Your task:
Show every line in the records below that contains the word "lines".

* start Provided records *

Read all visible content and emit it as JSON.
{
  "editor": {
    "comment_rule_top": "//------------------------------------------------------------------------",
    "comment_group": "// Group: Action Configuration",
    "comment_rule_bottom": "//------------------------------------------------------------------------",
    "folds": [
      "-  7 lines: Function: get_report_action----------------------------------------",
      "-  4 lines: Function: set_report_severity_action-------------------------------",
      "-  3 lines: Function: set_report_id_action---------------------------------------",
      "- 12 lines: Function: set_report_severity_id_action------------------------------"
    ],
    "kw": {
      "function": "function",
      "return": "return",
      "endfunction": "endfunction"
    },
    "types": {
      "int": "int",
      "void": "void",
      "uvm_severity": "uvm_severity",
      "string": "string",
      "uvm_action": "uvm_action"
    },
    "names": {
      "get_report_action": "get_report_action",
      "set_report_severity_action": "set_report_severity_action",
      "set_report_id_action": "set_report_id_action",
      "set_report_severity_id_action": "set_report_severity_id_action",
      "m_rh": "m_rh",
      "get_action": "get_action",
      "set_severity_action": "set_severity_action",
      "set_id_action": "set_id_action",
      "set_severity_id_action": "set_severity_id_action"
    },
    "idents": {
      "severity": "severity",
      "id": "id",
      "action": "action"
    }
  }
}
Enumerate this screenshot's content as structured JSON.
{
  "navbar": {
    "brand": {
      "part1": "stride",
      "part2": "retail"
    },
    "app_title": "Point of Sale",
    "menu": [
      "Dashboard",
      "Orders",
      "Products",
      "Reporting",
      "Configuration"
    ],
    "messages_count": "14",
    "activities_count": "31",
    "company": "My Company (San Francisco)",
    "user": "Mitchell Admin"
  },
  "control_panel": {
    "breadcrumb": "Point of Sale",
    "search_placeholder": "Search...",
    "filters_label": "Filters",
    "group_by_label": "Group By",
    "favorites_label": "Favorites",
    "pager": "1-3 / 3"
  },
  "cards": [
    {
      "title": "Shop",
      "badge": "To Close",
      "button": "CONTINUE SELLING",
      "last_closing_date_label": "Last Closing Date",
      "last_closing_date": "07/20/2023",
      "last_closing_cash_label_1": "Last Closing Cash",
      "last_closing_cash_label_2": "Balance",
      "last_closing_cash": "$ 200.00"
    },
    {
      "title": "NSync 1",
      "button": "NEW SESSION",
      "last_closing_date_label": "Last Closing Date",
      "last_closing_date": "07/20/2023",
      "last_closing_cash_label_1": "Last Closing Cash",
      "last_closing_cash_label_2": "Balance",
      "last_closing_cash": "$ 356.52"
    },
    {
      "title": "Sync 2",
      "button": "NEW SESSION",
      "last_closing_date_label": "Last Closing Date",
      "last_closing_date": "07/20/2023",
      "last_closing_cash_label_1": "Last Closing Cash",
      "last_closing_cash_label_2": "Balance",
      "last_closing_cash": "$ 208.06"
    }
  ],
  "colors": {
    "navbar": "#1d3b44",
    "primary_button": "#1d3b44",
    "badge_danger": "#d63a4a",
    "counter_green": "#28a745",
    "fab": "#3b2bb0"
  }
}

* end Provided records *

Result below:
      "-  7 lines: Function: get_report_action----------------------------------------",
      "-  4 lines: Function: set_report_severity_action-------------------------------",
      "-  3 lines: Function: set_report_id_action---------------------------------------",
      "- 12 lines: Function: set_report_severity_id_action------------------------------"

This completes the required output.